Start Data for this task

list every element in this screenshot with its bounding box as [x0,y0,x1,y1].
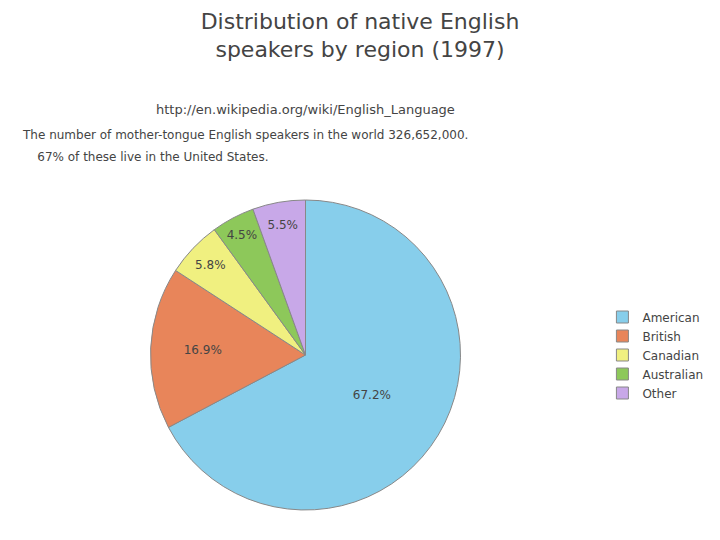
svg-text:Other: Other [642,387,676,401]
svg-text:Australian: Australian [642,368,703,382]
svg-text:5.8%: 5.8% [195,258,226,272]
svg-text:Canadian: Canadian [642,349,699,363]
svg-text:4.5%: 4.5% [227,228,257,242]
svg-text:The number of mother-tongue En: The number of mother-tongue English spea… [22,128,468,142]
svg-text:5.5%: 5.5% [267,218,298,232]
svg-text:American: American [642,311,699,325]
svg-text:http://en.wikipedia.org/wiki/E: http://en.wikipedia.org/wiki/English_Lan… [156,102,455,117]
svg-text:67% of these live in the Unite: 67% of these live in the United States. [22,150,269,164]
svg-text:British: British [642,330,680,344]
svg-text:67.2%: 67.2% [353,388,391,402]
svg-text:Distribution of native English: Distribution of native Englishspeakers b… [201,9,520,63]
svg-text:16.9%: 16.9% [184,343,222,357]
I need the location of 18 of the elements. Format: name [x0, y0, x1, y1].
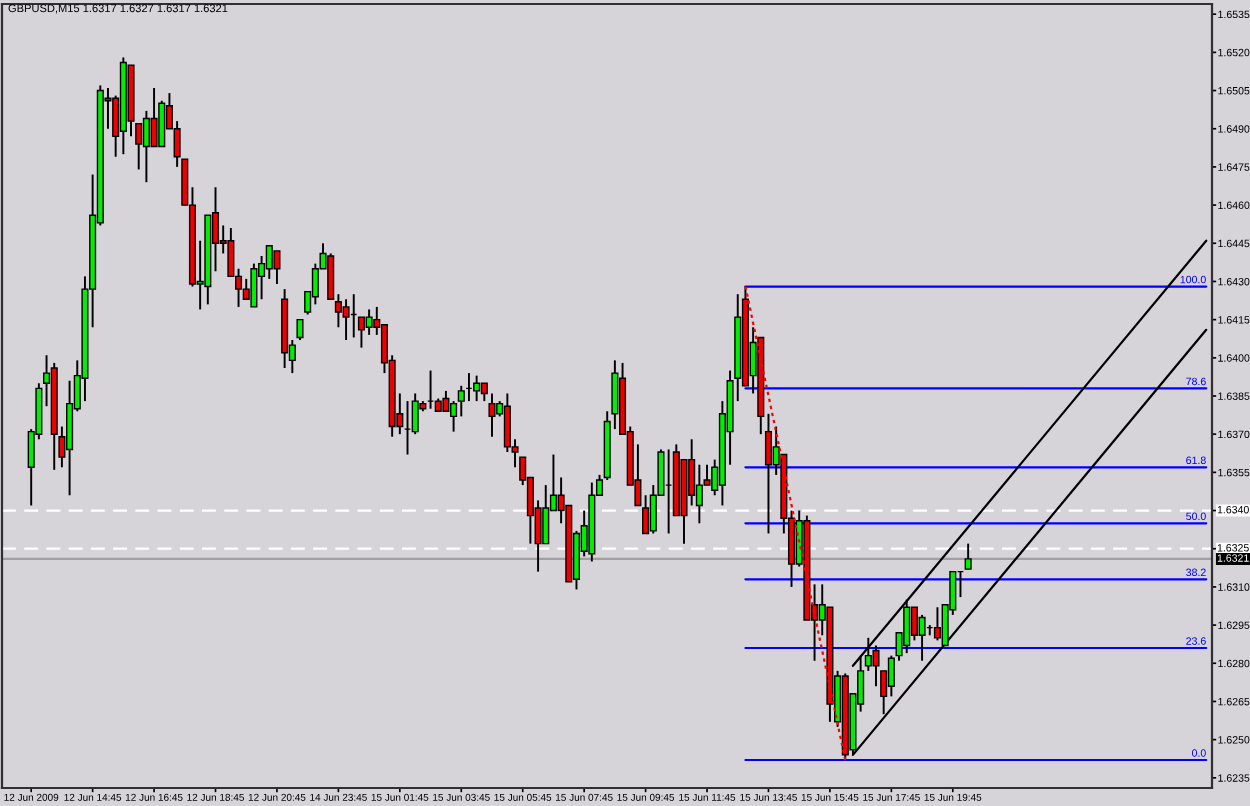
candlestick — [887, 654, 895, 698]
candlestick — [918, 613, 926, 662]
candlestick — [442, 389, 450, 413]
candlestick — [542, 484, 550, 545]
candlestick — [764, 412, 773, 535]
candlestick — [473, 374, 481, 403]
candlestick — [903, 598, 911, 655]
candlestick — [411, 392, 419, 436]
candlestick — [142, 109, 150, 184]
candlestick — [150, 87, 158, 148]
candlestick — [250, 262, 258, 308]
candlestick — [296, 318, 304, 341]
candlestick — [342, 298, 350, 341]
candlestick — [273, 249, 281, 285]
candlestick — [365, 308, 373, 336]
candlestick — [964, 542, 972, 571]
candlestick — [933, 606, 941, 642]
candlestick — [135, 122, 143, 171]
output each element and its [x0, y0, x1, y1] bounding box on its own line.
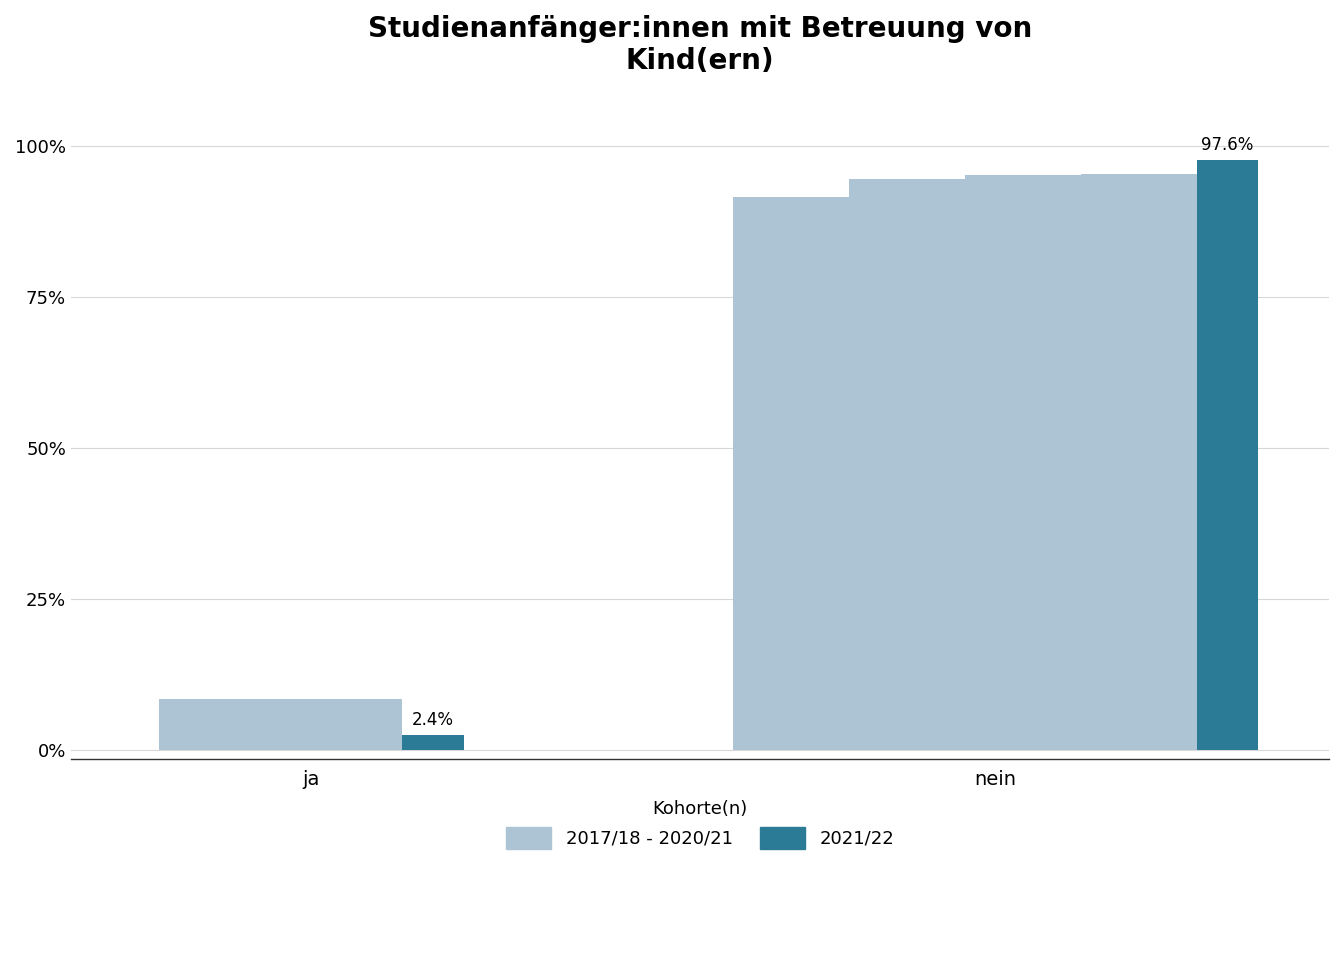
Bar	[402, 735, 464, 750]
Legend: 2017/18 - 2020/21, 2021/22: 2017/18 - 2020/21, 2021/22	[499, 792, 902, 855]
Bar	[220, 717, 402, 750]
Bar	[341, 722, 402, 750]
Text: 2.4%: 2.4%	[411, 711, 454, 730]
Text: 97.6%: 97.6%	[1202, 136, 1254, 154]
Bar	[965, 175, 1196, 750]
Title: Studienanfänger:innen mit Betreuung von
Kind(ern): Studienanfänger:innen mit Betreuung von …	[368, 15, 1032, 76]
Bar	[159, 699, 402, 750]
Bar	[281, 721, 402, 750]
Bar	[1081, 174, 1196, 750]
Bar	[1196, 160, 1258, 750]
Bar	[732, 197, 1196, 750]
Bar	[849, 179, 1196, 750]
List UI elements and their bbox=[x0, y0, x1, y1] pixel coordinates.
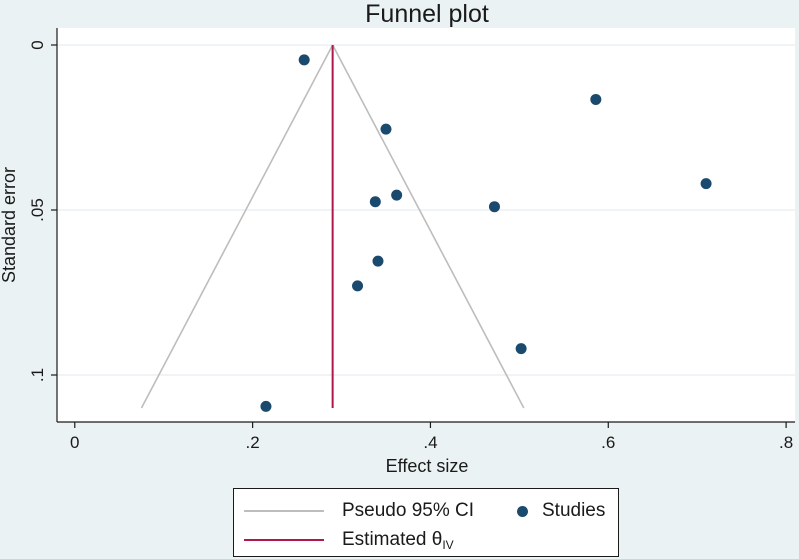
ci-line-left bbox=[140, 44, 334, 409]
study-point-6 bbox=[488, 201, 500, 213]
ci-line-right bbox=[331, 44, 525, 409]
x-axis-label: Effect size bbox=[386, 456, 469, 476]
y-tick-label-0: 0 bbox=[28, 40, 47, 49]
x-tick-label-1: .2 bbox=[246, 433, 260, 452]
x-tick-label-2: .4 bbox=[423, 433, 437, 452]
legend-estimate-swatch bbox=[244, 539, 324, 541]
legend-ci-swatch bbox=[244, 510, 324, 512]
study-point-10 bbox=[260, 400, 272, 412]
legend-estimate-label: Estimated θ bbox=[342, 529, 443, 550]
x-tick-label-0: 0 bbox=[70, 433, 79, 452]
y-tick-label-1: .05 bbox=[28, 198, 47, 222]
chart-title: Funnel plot bbox=[365, 0, 489, 28]
grid-lines bbox=[57, 44, 795, 376]
study-point-7 bbox=[372, 255, 384, 267]
study-point-5 bbox=[369, 196, 381, 208]
legend-item-ci: Pseudo 95% CI bbox=[244, 500, 474, 522]
study-point-4 bbox=[391, 189, 403, 201]
legend-studies-label: Studies bbox=[542, 500, 606, 521]
y-tick-label-2: .1 bbox=[28, 368, 47, 382]
plot-area bbox=[57, 28, 795, 422]
pseudo-ci-lines bbox=[140, 44, 525, 409]
funnel-plot-chart: Funnel plot 0.2.4.6.80.05.1 Effect size … bbox=[0, 0, 795, 476]
x-tick-label-4: .8 bbox=[779, 433, 793, 452]
legend-item-estimate: Estimated θ IV bbox=[244, 529, 454, 552]
study-point-0 bbox=[298, 54, 310, 66]
study-point-3 bbox=[700, 178, 712, 190]
legend-studies-swatch bbox=[517, 505, 528, 517]
legend: Pseudo 95% CI Studies Estimated θ IV bbox=[233, 488, 619, 557]
axes: 0 .2 .4 .6 .8 0 .05 .1 bbox=[28, 28, 795, 452]
study-point-2 bbox=[380, 123, 392, 135]
x-tick-label-3: .6 bbox=[601, 433, 615, 452]
study-point-8 bbox=[352, 280, 364, 292]
study-point-1 bbox=[590, 93, 602, 105]
legend-ci-label: Pseudo 95% CI bbox=[342, 500, 475, 521]
study-point-9 bbox=[515, 343, 527, 355]
legend-item-studies: Studies bbox=[517, 500, 605, 522]
legend-estimate-subscript: IV bbox=[442, 538, 454, 552]
y-axis-label: Standard error bbox=[0, 167, 19, 283]
studies-points bbox=[260, 54, 712, 412]
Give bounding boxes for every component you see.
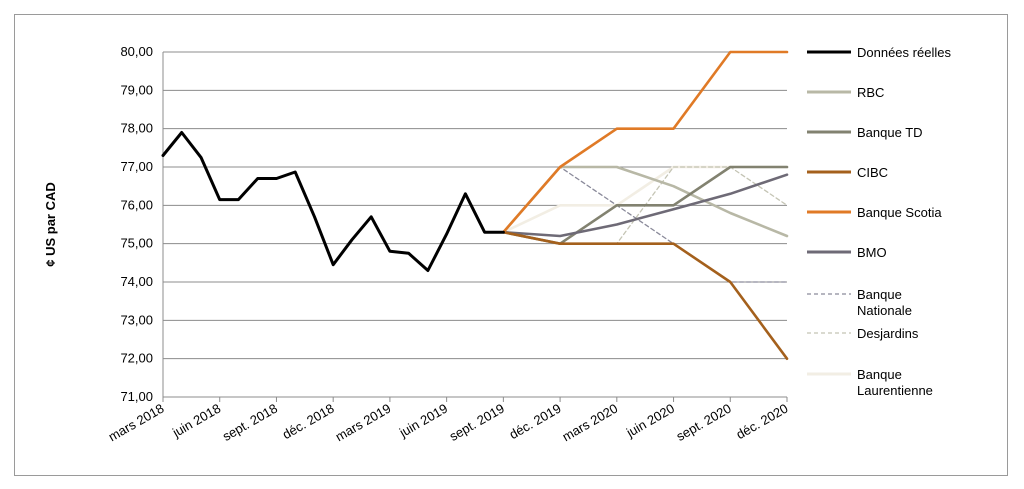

End Data for this task

**Exercise description:** Copy every item above line for line, without changing any characters, and leave the pictures out.

**Written solution:**
list every element in this screenshot with its bounding box as [x0,y0,x1,y1].
svg-text:Other: Other [642,387,676,401]
svg-text:Australian: Australian [642,368,703,382]
svg-text:5.8%: 5.8% [195,258,226,272]
svg-text:Canadian: Canadian [642,349,699,363]
svg-text:4.5%: 4.5% [227,228,257,242]
svg-text:The number of mother-tongue En: The number of mother-tongue English spea… [22,128,468,142]
svg-text:5.5%: 5.5% [267,218,298,232]
svg-text:American: American [642,311,699,325]
svg-text:http://en.wikipedia.org/wiki/E: http://en.wikipedia.org/wiki/English_Lan… [156,102,455,117]
svg-text:67% of these live in the Unite: 67% of these live in the United States. [22,150,269,164]
svg-text:British: British [642,330,680,344]
svg-text:67.2%: 67.2% [353,388,391,402]
svg-text:Distribution of native English: Distribution of native Englishspeakers b… [201,9,520,63]
svg-text:16.9%: 16.9% [184,343,222,357]
I need the location of 18 of the elements. Format: name [x0, y0, x1, y1].
candlestick — [887, 654, 895, 698]
candlestick — [918, 613, 926, 662]
candlestick — [442, 389, 450, 413]
candlestick — [542, 484, 550, 545]
candlestick — [764, 412, 773, 535]
candlestick — [473, 374, 481, 403]
candlestick — [903, 598, 911, 655]
candlestick — [411, 392, 419, 436]
candlestick — [142, 109, 150, 184]
candlestick — [150, 87, 158, 148]
candlestick — [250, 262, 258, 308]
candlestick — [296, 318, 304, 341]
candlestick — [342, 298, 350, 341]
candlestick — [273, 249, 281, 285]
candlestick — [365, 308, 373, 336]
candlestick — [964, 542, 972, 571]
candlestick — [933, 606, 941, 642]
candlestick — [135, 122, 143, 171]
output each element and its [x0, y0, x1, y1] bounding box on its own line.
Bar	[402, 735, 464, 750]
Legend: 2017/18 - 2020/21, 2021/22: 2017/18 - 2020/21, 2021/22	[499, 792, 902, 855]
Bar	[220, 717, 402, 750]
Bar	[341, 722, 402, 750]
Text: 2.4%: 2.4%	[411, 711, 454, 730]
Text: 97.6%: 97.6%	[1202, 136, 1254, 154]
Bar	[965, 175, 1196, 750]
Title: Studienanfänger:innen mit Betreuung von
Kind(ern): Studienanfänger:innen mit Betreuung von …	[368, 15, 1032, 76]
Bar	[159, 699, 402, 750]
Bar	[281, 721, 402, 750]
Bar	[1081, 174, 1196, 750]
Bar	[1196, 160, 1258, 750]
Bar	[732, 197, 1196, 750]
Bar	[849, 179, 1196, 750]
List UI elements and their bbox=[x0, y0, x1, y1] pixel coordinates.
ci-line-left bbox=[140, 44, 334, 409]
study-point-6 bbox=[488, 201, 500, 213]
ci-line-right bbox=[331, 44, 525, 409]
x-axis-label: Effect size bbox=[386, 456, 469, 476]
y-tick-label-0: 0 bbox=[28, 40, 47, 49]
x-tick-label-1: .2 bbox=[246, 433, 260, 452]
x-tick-label-2: .4 bbox=[423, 433, 437, 452]
legend-estimate-swatch bbox=[244, 539, 324, 541]
legend-ci-swatch bbox=[244, 510, 324, 512]
study-point-10 bbox=[260, 400, 272, 412]
legend-estimate-label: Estimated θ bbox=[342, 529, 443, 550]
x-tick-label-0: 0 bbox=[70, 433, 79, 452]
y-tick-label-1: .05 bbox=[28, 198, 47, 222]
chart-title: Funnel plot bbox=[365, 0, 489, 28]
grid-lines bbox=[57, 44, 795, 376]
study-point-7 bbox=[372, 255, 384, 267]
study-point-5 bbox=[369, 196, 381, 208]
legend-item-ci: Pseudo 95% CI bbox=[244, 500, 474, 522]
study-point-4 bbox=[391, 189, 403, 201]
legend-studies-label: Studies bbox=[542, 500, 606, 521]
y-tick-label-2: .1 bbox=[28, 368, 47, 382]
plot-area bbox=[57, 28, 795, 422]
pseudo-ci-lines bbox=[140, 44, 525, 409]
funnel-plot-chart: Funnel plot 0.2.4.6.80.05.1 Effect size … bbox=[0, 0, 795, 476]
x-tick-label-4: .8 bbox=[779, 433, 793, 452]
legend-item-estimate: Estimated θ IV bbox=[244, 529, 454, 552]
study-point-0 bbox=[298, 54, 310, 66]
study-point-3 bbox=[700, 178, 712, 190]
legend-studies-swatch bbox=[517, 505, 528, 517]
legend: Pseudo 95% CI Studies Estimated θ IV bbox=[233, 488, 619, 557]
axes: 0 .2 .4 .6 .8 0 .05 .1 bbox=[28, 28, 795, 452]
study-point-2 bbox=[380, 123, 392, 135]
x-tick-label-3: .6 bbox=[601, 433, 615, 452]
study-point-8 bbox=[352, 280, 364, 292]
study-point-1 bbox=[590, 93, 602, 105]
legend-ci-label: Pseudo 95% CI bbox=[342, 500, 475, 521]
study-point-9 bbox=[515, 343, 527, 355]
legend-item-studies: Studies bbox=[517, 500, 605, 522]
legend-estimate-subscript: IV bbox=[442, 538, 454, 552]
y-axis-label: Standard error bbox=[0, 167, 19, 283]
studies-points bbox=[260, 54, 712, 412]
Give bounding boxes for every component you see.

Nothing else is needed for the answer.